Material shown.
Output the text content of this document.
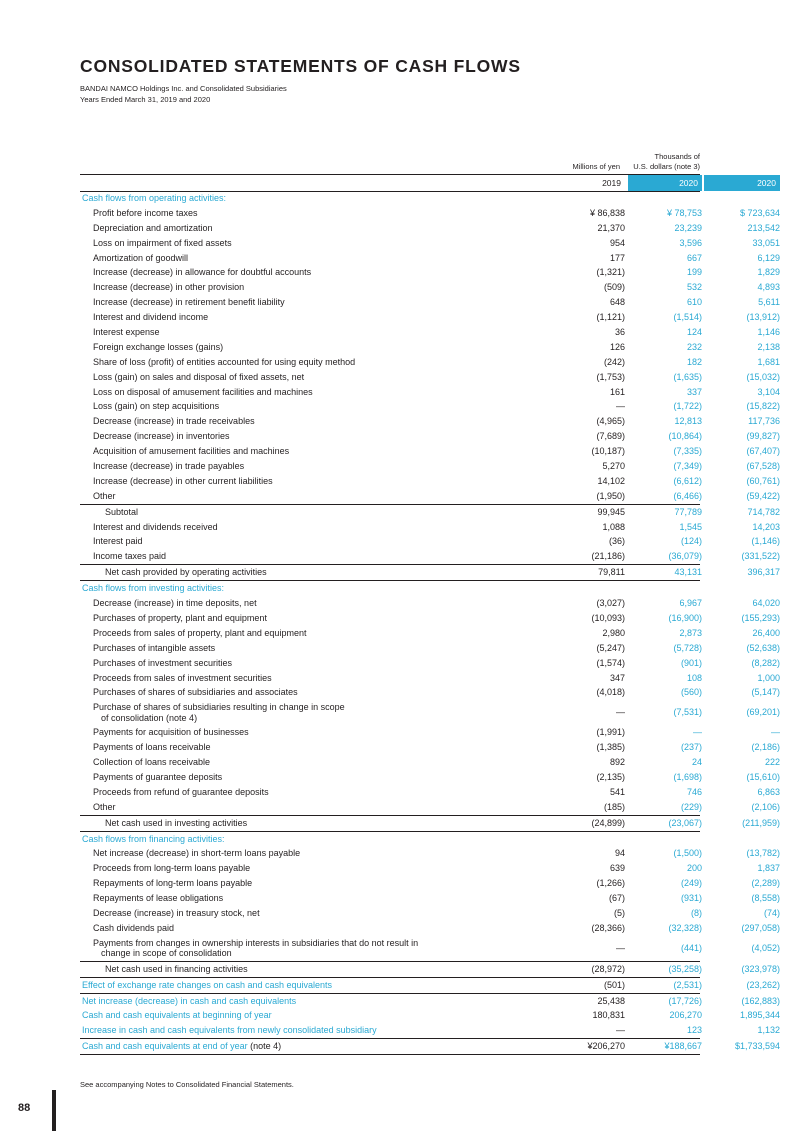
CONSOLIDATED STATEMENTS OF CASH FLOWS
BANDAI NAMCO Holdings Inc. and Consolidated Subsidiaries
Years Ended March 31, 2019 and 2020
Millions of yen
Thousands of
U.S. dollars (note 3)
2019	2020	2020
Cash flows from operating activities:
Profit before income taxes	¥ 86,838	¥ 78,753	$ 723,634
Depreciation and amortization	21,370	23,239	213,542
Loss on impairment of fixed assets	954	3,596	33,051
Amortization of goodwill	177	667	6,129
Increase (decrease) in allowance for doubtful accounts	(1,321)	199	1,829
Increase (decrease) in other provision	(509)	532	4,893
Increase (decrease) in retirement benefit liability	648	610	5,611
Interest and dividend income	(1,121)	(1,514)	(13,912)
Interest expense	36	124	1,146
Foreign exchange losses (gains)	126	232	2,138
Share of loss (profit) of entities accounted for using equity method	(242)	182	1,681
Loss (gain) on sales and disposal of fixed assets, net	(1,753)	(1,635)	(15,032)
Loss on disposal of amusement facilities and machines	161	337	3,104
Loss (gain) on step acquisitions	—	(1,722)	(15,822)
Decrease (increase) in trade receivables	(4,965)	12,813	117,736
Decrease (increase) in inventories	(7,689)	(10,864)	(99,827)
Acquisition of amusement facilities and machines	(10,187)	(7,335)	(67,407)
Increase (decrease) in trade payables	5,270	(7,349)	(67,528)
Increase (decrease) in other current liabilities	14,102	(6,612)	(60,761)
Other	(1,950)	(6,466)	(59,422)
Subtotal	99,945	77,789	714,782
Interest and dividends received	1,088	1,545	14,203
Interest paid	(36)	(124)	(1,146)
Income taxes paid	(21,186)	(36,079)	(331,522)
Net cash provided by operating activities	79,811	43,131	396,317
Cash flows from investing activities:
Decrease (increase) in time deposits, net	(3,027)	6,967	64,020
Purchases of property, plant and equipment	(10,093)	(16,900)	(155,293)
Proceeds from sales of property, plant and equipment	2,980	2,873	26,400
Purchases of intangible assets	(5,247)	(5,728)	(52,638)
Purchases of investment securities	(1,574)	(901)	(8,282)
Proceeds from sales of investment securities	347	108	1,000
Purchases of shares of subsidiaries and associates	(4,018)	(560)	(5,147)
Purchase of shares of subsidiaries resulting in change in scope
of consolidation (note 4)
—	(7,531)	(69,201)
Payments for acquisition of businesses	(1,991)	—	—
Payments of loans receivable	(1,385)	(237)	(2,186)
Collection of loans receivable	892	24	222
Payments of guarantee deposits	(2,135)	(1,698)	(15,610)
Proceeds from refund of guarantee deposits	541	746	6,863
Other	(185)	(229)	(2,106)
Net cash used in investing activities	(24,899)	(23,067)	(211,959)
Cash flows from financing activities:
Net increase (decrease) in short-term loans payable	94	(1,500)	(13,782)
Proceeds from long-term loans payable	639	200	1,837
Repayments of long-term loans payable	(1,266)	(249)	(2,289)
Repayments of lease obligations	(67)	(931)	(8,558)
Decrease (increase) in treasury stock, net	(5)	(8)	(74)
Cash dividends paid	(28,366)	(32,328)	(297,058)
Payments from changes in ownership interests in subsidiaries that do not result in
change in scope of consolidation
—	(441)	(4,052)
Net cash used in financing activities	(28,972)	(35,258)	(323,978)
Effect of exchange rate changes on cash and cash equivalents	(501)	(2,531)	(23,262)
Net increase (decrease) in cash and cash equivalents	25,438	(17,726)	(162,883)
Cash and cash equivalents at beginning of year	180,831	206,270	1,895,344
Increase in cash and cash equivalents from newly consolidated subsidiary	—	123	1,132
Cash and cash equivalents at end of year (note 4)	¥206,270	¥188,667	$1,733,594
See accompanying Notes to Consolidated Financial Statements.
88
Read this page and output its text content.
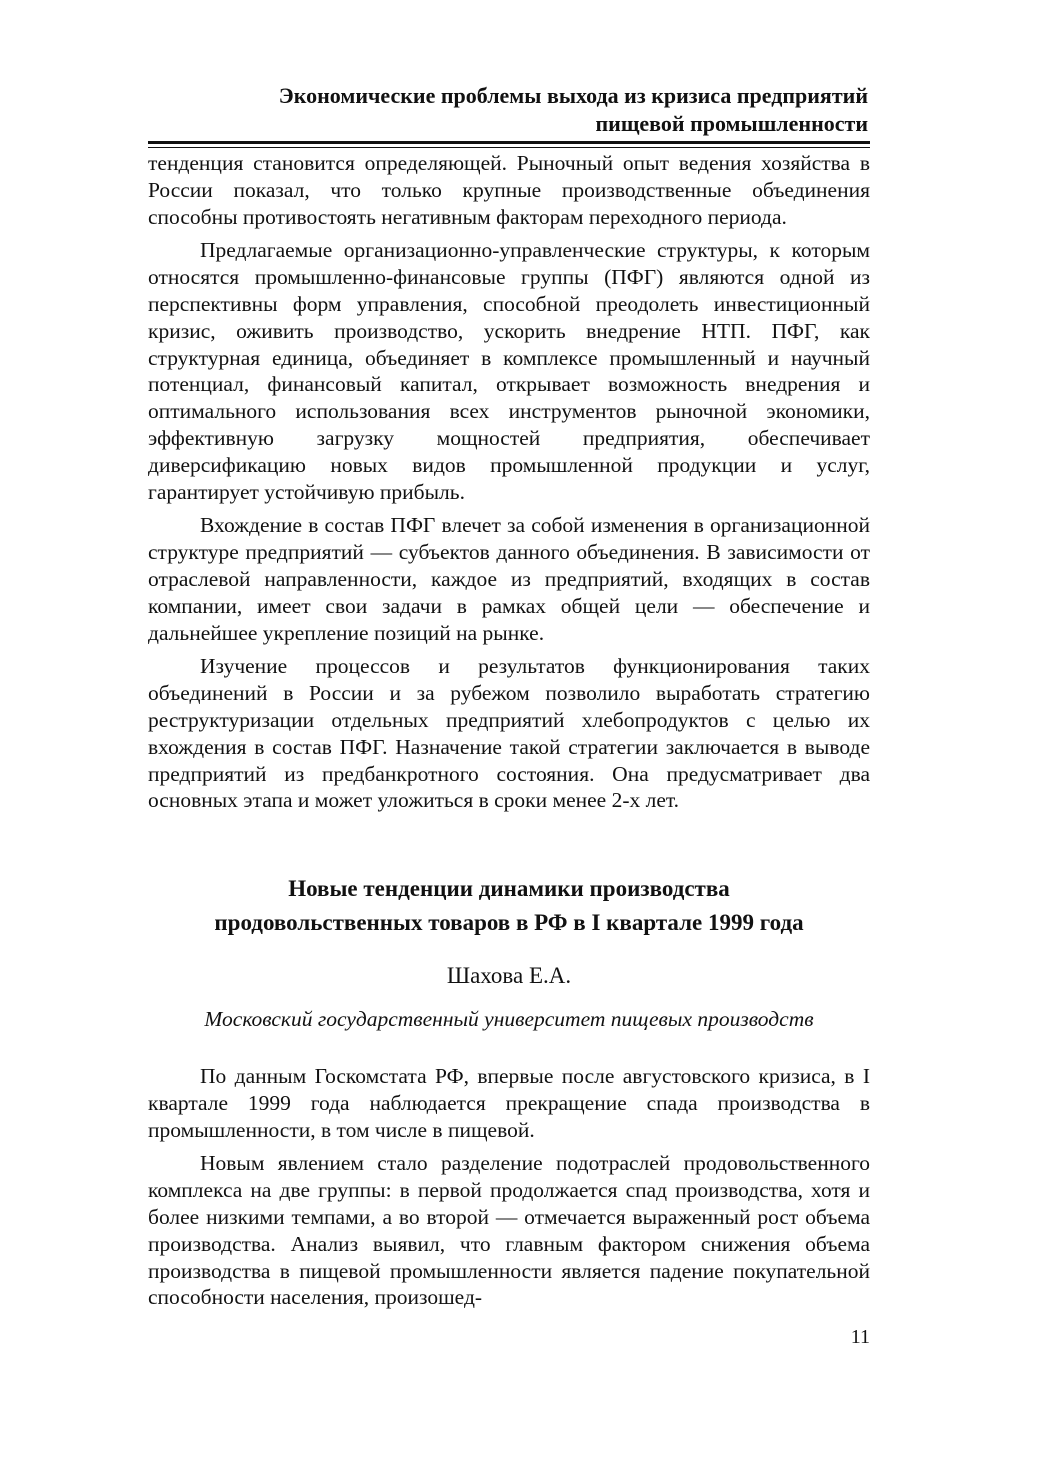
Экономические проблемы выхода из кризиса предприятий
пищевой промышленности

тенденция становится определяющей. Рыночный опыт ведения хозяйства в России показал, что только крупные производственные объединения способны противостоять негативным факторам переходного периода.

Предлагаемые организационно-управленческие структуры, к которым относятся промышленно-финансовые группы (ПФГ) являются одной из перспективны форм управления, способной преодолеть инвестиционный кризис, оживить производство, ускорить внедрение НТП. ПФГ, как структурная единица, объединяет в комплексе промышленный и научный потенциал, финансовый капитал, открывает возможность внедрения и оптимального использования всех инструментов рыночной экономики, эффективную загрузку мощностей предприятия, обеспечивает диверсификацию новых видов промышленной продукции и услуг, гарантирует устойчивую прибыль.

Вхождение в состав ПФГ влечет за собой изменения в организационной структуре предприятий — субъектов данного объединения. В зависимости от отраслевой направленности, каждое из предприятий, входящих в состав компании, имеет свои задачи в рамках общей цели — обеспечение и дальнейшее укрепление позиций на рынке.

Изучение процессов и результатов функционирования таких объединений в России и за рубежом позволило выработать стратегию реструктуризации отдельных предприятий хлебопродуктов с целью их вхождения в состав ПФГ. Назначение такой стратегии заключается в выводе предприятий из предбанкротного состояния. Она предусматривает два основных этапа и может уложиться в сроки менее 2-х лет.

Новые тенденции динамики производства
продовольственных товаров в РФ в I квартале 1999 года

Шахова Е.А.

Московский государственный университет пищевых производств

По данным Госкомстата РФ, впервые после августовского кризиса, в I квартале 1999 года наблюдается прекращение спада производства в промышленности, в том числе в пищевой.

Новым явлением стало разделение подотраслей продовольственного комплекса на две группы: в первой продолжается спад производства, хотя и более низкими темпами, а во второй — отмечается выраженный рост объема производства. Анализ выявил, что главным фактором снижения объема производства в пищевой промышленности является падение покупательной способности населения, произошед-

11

Instructions for the task. The entries above are to be returned exactly, without their pictures.

Result of this exercise.
Output the text content of this document.
CONSOLIDATED STATEMENTS OF CASH FLOWS
BANDAI NAMCO Holdings Inc. and Consolidated Subsidiaries
Years Ended March 31, 2019 and 2020
Millions of yen
Thousands of
U.S. dollars (note 3)
2019	2020	2020
Cash flows from operating activities:
Profit before income taxes	¥ 86,838	¥ 78,753	$ 723,634
Depreciation and amortization	21,370	23,239	213,542
Loss on impairment of fixed assets	954	3,596	33,051
Amortization of goodwill	177	667	6,129
Increase (decrease) in allowance for doubtful accounts	(1,321)	199	1,829
Increase (decrease) in other provision	(509)	532	4,893
Increase (decrease) in retirement benefit liability	648	610	5,611
Interest and dividend income	(1,121)	(1,514)	(13,912)
Interest expense	36	124	1,146
Foreign exchange losses (gains)	126	232	2,138
Share of loss (profit) of entities accounted for using equity method	(242)	182	1,681
Loss (gain) on sales and disposal of fixed assets, net	(1,753)	(1,635)	(15,032)
Loss on disposal of amusement facilities and machines	161	337	3,104
Loss (gain) on step acquisitions	—	(1,722)	(15,822)
Decrease (increase) in trade receivables	(4,965)	12,813	117,736
Decrease (increase) in inventories	(7,689)	(10,864)	(99,827)
Acquisition of amusement facilities and machines	(10,187)	(7,335)	(67,407)
Increase (decrease) in trade payables	5,270	(7,349)	(67,528)
Increase (decrease) in other current liabilities	14,102	(6,612)	(60,761)
Other	(1,950)	(6,466)	(59,422)
Subtotal	99,945	77,789	714,782
Interest and dividends received	1,088	1,545	14,203
Interest paid	(36)	(124)	(1,146)
Income taxes paid	(21,186)	(36,079)	(331,522)
Net cash provided by operating activities	79,811	43,131	396,317
Cash flows from investing activities:
Decrease (increase) in time deposits, net	(3,027)	6,967	64,020
Purchases of property, plant and equipment	(10,093)	(16,900)	(155,293)
Proceeds from sales of property, plant and equipment	2,980	2,873	26,400
Purchases of intangible assets	(5,247)	(5,728)	(52,638)
Purchases of investment securities	(1,574)	(901)	(8,282)
Proceeds from sales of investment securities	347	108	1,000
Purchases of shares of subsidiaries and associates	(4,018)	(560)	(5,147)
Purchase of shares of subsidiaries resulting in change in scope
of consolidation (note 4)
—	(7,531)	(69,201)
Payments for acquisition of businesses	(1,991)	—	—
Payments of loans receivable	(1,385)	(237)	(2,186)
Collection of loans receivable	892	24	222
Payments of guarantee deposits	(2,135)	(1,698)	(15,610)
Proceeds from refund of guarantee deposits	541	746	6,863
Other	(185)	(229)	(2,106)
Net cash used in investing activities	(24,899)	(23,067)	(211,959)
Cash flows from financing activities:
Net increase (decrease) in short-term loans payable	94	(1,500)	(13,782)
Proceeds from long-term loans payable	639	200	1,837
Repayments of long-term loans payable	(1,266)	(249)	(2,289)
Repayments of lease obligations	(67)	(931)	(8,558)
Decrease (increase) in treasury stock, net	(5)	(8)	(74)
Cash dividends paid	(28,366)	(32,328)	(297,058)
Payments from changes in ownership interests in subsidiaries that do not result in
change in scope of consolidation
—	(441)	(4,052)
Net cash used in financing activities	(28,972)	(35,258)	(323,978)
Effect of exchange rate changes on cash and cash equivalents	(501)	(2,531)	(23,262)
Net increase (decrease) in cash and cash equivalents	25,438	(17,726)	(162,883)
Cash and cash equivalents at beginning of year	180,831	206,270	1,895,344
Increase in cash and cash equivalents from newly consolidated subsidiary	—	123	1,132
Cash and cash equivalents at end of year (note 4)	¥206,270	¥188,667	$1,733,594
See accompanying Notes to Consolidated Financial Statements.
88
Read this page and output its text content.
Экономические проблемы выхода из кризиса предприятий
пищевой промышленности

тенденция становится определяющей. Рыночный опыт ведения хозяйства в России показал, что только крупные производственные объединения способны противостоять негативным факторам переходного периода.

Предлагаемые организационно-управленческие структуры, к которым относятся промышленно-финансовые группы (ПФГ) являются одной из перспективны форм управления, способной преодолеть инвестиционный кризис, оживить производство, ускорить внедрение НТП. ПФГ, как структурная единица, объединяет в комплексе промышленный и научный потенциал, финансовый капитал, открывает возможность внедрения и оптимального использования всех инструментов рыночной экономики, эффективную загрузку мощностей предприятия, обеспечивает диверсификацию новых видов промышленной продукции и услуг, гарантирует устойчивую прибыль.

Вхождение в состав ПФГ влечет за собой изменения в организационной структуре предприятий — субъектов данного объединения. В зависимости от отраслевой направленности, каждое из предприятий, входящих в состав компании, имеет свои задачи в рамках общей цели — обеспечение и дальнейшее укрепление позиций на рынке.

Изучение процессов и результатов функционирования таких объединений в России и за рубежом позволило выработать стратегию реструктуризации отдельных предприятий хлебопродуктов с целью их вхождения в состав ПФГ. Назначение такой стратегии заключается в выводе предприятий из предбанкротного состояния. Она предусматривает два основных этапа и может уложиться в сроки менее 2-х лет.

Новые тенденции динамики производства
продовольственных товаров в РФ в I квартале 1999 года

Шахова Е.А.

Московский государственный университет пищевых производств

По данным Госкомстата РФ, впервые после августовского кризиса, в I квартале 1999 года наблюдается прекращение спада производства в промышленности, в том числе в пищевой.

Новым явлением стало разделение подотраслей продовольственного комплекса на две группы: в первой продолжается спад производства, хотя и более низкими темпами, а во второй — отмечается выраженный рост объема производства. Анализ выявил, что главным фактором снижения объема производства в пищевой промышленности является падение покупательной способности населения, произошед-

11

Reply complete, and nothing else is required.